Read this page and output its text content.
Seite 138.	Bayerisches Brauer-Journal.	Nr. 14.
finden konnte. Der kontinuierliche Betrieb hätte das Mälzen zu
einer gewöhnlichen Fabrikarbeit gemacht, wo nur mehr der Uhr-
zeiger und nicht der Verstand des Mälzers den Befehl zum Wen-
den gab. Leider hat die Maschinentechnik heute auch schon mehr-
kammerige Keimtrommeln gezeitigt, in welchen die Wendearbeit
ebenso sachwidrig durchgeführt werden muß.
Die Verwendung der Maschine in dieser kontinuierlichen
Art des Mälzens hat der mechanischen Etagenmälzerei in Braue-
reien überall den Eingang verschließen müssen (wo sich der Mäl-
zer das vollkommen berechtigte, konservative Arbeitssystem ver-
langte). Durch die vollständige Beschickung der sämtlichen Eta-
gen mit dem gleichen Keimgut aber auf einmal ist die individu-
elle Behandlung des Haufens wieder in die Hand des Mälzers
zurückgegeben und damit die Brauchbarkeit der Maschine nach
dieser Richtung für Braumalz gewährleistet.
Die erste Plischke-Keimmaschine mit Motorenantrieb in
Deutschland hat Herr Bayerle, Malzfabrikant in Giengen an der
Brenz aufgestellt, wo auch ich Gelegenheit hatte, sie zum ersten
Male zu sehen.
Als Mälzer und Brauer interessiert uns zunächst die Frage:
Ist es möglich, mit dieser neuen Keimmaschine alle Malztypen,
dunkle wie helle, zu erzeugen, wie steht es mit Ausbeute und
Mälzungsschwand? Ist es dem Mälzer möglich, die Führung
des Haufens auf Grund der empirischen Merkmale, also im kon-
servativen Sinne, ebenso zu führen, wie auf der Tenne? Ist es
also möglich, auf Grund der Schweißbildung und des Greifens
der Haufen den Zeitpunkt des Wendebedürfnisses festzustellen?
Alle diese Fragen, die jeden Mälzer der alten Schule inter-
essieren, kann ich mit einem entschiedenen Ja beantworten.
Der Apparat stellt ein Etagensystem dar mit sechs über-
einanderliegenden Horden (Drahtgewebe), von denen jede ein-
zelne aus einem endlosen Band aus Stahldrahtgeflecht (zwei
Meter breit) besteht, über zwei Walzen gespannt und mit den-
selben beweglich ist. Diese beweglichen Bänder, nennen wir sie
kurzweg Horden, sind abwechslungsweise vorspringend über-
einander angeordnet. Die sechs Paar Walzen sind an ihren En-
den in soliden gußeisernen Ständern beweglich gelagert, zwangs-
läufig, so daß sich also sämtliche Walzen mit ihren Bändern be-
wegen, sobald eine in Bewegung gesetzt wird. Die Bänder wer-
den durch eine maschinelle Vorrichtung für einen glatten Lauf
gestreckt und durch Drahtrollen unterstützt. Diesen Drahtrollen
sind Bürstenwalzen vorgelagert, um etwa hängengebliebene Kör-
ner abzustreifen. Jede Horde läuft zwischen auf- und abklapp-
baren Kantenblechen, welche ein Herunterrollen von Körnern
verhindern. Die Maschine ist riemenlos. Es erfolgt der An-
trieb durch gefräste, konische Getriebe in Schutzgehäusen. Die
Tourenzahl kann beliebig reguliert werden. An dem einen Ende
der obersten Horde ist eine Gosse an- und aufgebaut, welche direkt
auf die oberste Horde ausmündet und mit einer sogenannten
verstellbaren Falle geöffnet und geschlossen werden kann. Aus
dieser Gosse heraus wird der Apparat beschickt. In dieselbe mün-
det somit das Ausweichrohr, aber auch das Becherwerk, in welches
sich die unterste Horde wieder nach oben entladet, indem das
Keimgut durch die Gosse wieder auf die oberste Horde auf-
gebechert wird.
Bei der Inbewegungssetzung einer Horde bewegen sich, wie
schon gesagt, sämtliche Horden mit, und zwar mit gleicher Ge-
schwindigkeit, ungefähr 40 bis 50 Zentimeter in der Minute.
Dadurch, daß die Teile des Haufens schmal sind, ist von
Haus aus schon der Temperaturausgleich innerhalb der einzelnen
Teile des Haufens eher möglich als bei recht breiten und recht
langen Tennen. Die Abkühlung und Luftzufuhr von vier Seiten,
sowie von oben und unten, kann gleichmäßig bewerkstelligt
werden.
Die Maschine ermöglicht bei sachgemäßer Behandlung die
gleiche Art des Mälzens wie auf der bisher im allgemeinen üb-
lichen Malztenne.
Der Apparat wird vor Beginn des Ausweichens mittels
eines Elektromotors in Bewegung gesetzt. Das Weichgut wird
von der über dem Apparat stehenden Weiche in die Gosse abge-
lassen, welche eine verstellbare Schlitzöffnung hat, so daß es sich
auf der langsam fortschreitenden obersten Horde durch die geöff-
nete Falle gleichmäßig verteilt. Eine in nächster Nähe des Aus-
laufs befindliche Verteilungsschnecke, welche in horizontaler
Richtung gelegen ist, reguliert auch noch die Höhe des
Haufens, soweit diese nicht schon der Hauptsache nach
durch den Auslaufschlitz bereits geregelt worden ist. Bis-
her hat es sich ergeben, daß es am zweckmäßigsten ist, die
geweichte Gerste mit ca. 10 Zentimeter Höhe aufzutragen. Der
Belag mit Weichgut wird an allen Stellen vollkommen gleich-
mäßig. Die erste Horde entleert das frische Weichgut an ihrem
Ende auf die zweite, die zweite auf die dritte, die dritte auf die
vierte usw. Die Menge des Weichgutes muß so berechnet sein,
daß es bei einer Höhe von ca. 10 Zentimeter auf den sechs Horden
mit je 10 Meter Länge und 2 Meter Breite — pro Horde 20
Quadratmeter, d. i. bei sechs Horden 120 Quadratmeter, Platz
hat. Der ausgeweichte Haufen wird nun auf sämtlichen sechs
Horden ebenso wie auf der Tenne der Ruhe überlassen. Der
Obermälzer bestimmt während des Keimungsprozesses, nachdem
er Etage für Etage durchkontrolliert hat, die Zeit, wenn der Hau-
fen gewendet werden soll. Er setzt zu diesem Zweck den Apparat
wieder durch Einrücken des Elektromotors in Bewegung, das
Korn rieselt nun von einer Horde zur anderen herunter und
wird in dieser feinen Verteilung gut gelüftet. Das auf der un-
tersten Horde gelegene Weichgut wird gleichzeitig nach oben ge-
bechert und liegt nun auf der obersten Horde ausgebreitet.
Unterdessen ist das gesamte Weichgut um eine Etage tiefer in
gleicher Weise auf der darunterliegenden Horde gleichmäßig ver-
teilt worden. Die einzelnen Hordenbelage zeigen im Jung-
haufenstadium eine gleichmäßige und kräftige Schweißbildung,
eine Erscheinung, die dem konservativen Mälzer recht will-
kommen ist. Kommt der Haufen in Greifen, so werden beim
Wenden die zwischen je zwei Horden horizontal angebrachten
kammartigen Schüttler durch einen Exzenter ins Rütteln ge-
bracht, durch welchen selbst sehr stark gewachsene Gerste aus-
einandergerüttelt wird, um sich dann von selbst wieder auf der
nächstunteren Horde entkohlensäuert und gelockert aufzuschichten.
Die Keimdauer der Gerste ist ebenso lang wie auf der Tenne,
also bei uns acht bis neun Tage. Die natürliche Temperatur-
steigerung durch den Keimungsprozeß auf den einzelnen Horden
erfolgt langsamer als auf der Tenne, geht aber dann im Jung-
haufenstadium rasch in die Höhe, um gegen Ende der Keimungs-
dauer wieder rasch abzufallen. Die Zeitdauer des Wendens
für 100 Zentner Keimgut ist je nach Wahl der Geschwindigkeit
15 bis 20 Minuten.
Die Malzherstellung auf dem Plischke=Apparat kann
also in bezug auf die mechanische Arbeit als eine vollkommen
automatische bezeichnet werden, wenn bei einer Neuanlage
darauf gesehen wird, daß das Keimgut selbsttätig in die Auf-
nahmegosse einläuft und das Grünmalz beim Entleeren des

* _Goal_
Reproduce the material verbatim, line by line.

* _Task output_
Read this page and output its text content.
Seite 138.	Bayerisches Brauer-Journal.	Nr. 14.
finden konnte. Der kontinuierliche Betrieb hätte das Mälzen zu
einer gewöhnlichen Fabrikarbeit gemacht, wo nur mehr der Uhr-
zeiger und nicht der Verstand des Mälzers den Befehl zum Wen-
den gab. Leider hat die Maschinentechnik heute auch schon mehr-
kammerige Keimtrommeln gezeitigt, in welchen die Wendearbeit
ebenso sachwidrig durchgeführt werden muß.
Die Verwendung der Maschine in dieser kontinuierlichen
Art des Mälzens hat der mechanischen Etagenmälzerei in Braue-
reien überall den Eingang verschließen müssen (wo sich der Mäl-
zer das vollkommen berechtigte, konservative Arbeitssystem ver-
langte). Durch die vollständige Beschickung der sämtlichen Eta-
gen mit dem gleichen Keimgut aber auf einmal ist die individu-
elle Behandlung des Haufens wieder in die Hand des Mälzers
zurückgegeben und damit die Brauchbarkeit der Maschine nach
dieser Richtung für Braumalz gewährleistet.
Die erste Plischke-Keimmaschine mit Motorenantrieb in
Deutschland hat Herr Bayerle, Malzfabrikant in Giengen an der
Brenz aufgestellt, wo auch ich Gelegenheit hatte, sie zum ersten
Male zu sehen.
Als Mälzer und Brauer interessiert uns zunächst die Frage:
Ist es möglich, mit dieser neuen Keimmaschine alle Malztypen,
dunkle wie helle, zu erzeugen, wie steht es mit Ausbeute und
Mälzungsschwand? Ist es dem Mälzer möglich, die Führung
des Haufens auf Grund der empirischen Merkmale, also im kon-
servativen Sinne, ebenso zu führen, wie auf der Tenne? Ist es
also möglich, auf Grund der Schweißbildung und des Greifens
der Haufen den Zeitpunkt des Wendebedürfnisses festzustellen?
Alle diese Fragen, die jeden Mälzer der alten Schule inter-
essieren, kann ich mit einem entschiedenen Ja beantworten.
Der Apparat stellt ein Etagensystem dar mit sechs über-
einanderliegenden Horden (Drahtgewebe), von denen jede ein-
zelne aus einem endlosen Band aus Stahldrahtgeflecht (zwei
Meter breit) besteht, über zwei Walzen gespannt und mit den-
selben beweglich ist. Diese beweglichen Bänder, nennen wir sie
kurzweg Horden, sind abwechslungsweise vorspringend über-
einander angeordnet. Die sechs Paar Walzen sind an ihren En-
den in soliden gußeisernen Ständern beweglich gelagert, zwangs-
läufig, so daß sich also sämtliche Walzen mit ihren Bändern be-
wegen, sobald eine in Bewegung gesetzt wird. Die Bänder wer-
den durch eine maschinelle Vorrichtung für einen glatten Lauf
gestreckt und durch Drahtrollen unterstützt. Diesen Drahtrollen
sind Bürstenwalzen vorgelagert, um etwa hängengebliebene Kör-
ner abzustreifen. Jede Horde läuft zwischen auf- und abklapp-
baren Kantenblechen, welche ein Herunterrollen von Körnern
verhindern. Die Maschine ist riemenlos. Es erfolgt der An-
trieb durch gefräste, konische Getriebe in Schutzgehäusen. Die
Tourenzahl kann beliebig reguliert werden. An dem einen Ende
der obersten Horde ist eine Gosse an- und aufgebaut, welche direkt
auf die oberste Horde ausmündet und mit einer sogenannten
verstellbaren Falle geöffnet und geschlossen werden kann. Aus
dieser Gosse heraus wird der Apparat beschickt. In dieselbe mün-
det somit das Ausweichrohr, aber auch das Becherwerk, in welches
sich die unterste Horde wieder nach oben entladet, indem das
Keimgut durch die Gosse wieder auf die oberste Horde auf-
gebechert wird.
Bei der Inbewegungssetzung einer Horde bewegen sich, wie
schon gesagt, sämtliche Horden mit, und zwar mit gleicher Ge-
schwindigkeit, ungefähr 40 bis 50 Zentimeter in der Minute.
Dadurch, daß die Teile des Haufens schmal sind, ist von
Haus aus schon der Temperaturausgleich innerhalb der einzelnen
Teile des Haufens eher möglich als bei recht breiten und recht
langen Tennen. Die Abkühlung und Luftzufuhr von vier Seiten,
sowie von oben und unten, kann gleichmäßig bewerkstelligt
werden.
Die Maschine ermöglicht bei sachgemäßer Behandlung die
gleiche Art des Mälzens wie auf der bisher im allgemeinen üb-
lichen Malztenne.
Der Apparat wird vor Beginn des Ausweichens mittels
eines Elektromotors in Bewegung gesetzt. Das Weichgut wird
von der über dem Apparat stehenden Weiche in die Gosse abge-
lassen, welche eine verstellbare Schlitzöffnung hat, so daß es sich
auf der langsam fortschreitenden obersten Horde durch die geöff-
nete Falle gleichmäßig verteilt. Eine in nächster Nähe des Aus-
laufs befindliche Verteilungsschnecke, welche in horizontaler
Richtung gelegen ist, reguliert auch noch die Höhe des
Haufens, soweit diese nicht schon der Hauptsache nach
durch den Auslaufschlitz bereits geregelt worden ist. Bis-
her hat es sich ergeben, daß es am zweckmäßigsten ist, die
geweichte Gerste mit ca. 10 Zentimeter Höhe aufzutragen. Der
Belag mit Weichgut wird an allen Stellen vollkommen gleich-
mäßig. Die erste Horde entleert das frische Weichgut an ihrem
Ende auf die zweite, die zweite auf die dritte, die dritte auf die
vierte usw. Die Menge des Weichgutes muß so berechnet sein,
daß es bei einer Höhe von ca. 10 Zentimeter auf den sechs Horden
mit je 10 Meter Länge und 2 Meter Breite — pro Horde 20
Quadratmeter, d. i. bei sechs Horden 120 Quadratmeter, Platz
hat. Der ausgeweichte Haufen wird nun auf sämtlichen sechs
Horden ebenso wie auf der Tenne der Ruhe überlassen. Der
Obermälzer bestimmt während des Keimungsprozesses, nachdem
er Etage für Etage durchkontrolliert hat, die Zeit, wenn der Hau-
fen gewendet werden soll. Er setzt zu diesem Zweck den Apparat
wieder durch Einrücken des Elektromotors in Bewegung, das
Korn rieselt nun von einer Horde zur anderen herunter und
wird in dieser feinen Verteilung gut gelüftet. Das auf der un-
tersten Horde gelegene Weichgut wird gleichzeitig nach oben ge-
bechert und liegt nun auf der obersten Horde ausgebreitet.
Unterdessen ist das gesamte Weichgut um eine Etage tiefer in
gleicher Weise auf der darunterliegenden Horde gleichmäßig ver-
teilt worden. Die einzelnen Hordenbelage zeigen im Jung-
haufenstadium eine gleichmäßige und kräftige Schweißbildung,
eine Erscheinung, die dem konservativen Mälzer recht will-
kommen ist. Kommt der Haufen in Greifen, so werden beim
Wenden die zwischen je zwei Horden horizontal angebrachten
kammartigen Schüttler durch einen Exzenter ins Rütteln ge-
bracht, durch welchen selbst sehr stark gewachsene Gerste aus-
einandergerüttelt wird, um sich dann von selbst wieder auf der
nächstunteren Horde entkohlensäuert und gelockert aufzuschichten.
Die Keimdauer der Gerste ist ebenso lang wie auf der Tenne,
also bei uns acht bis neun Tage. Die natürliche Temperatur-
steigerung durch den Keimungsprozeß auf den einzelnen Horden
erfolgt langsamer als auf der Tenne, geht aber dann im Jung-
haufenstadium rasch in die Höhe, um gegen Ende der Keimungs-
dauer wieder rasch abzufallen. Die Zeitdauer des Wendens
für 100 Zentner Keimgut ist je nach Wahl der Geschwindigkeit
15 bis 20 Minuten.
Die Malzherstellung auf dem Plischke=Apparat kann
also in bezug auf die mechanische Arbeit als eine vollkommen
automatische bezeichnet werden, wenn bei einer Neuanlage
darauf gesehen wird, daß das Keimgut selbsttätig in die Auf-
nahmegosse einläuft und das Grünmalz beim Entleeren des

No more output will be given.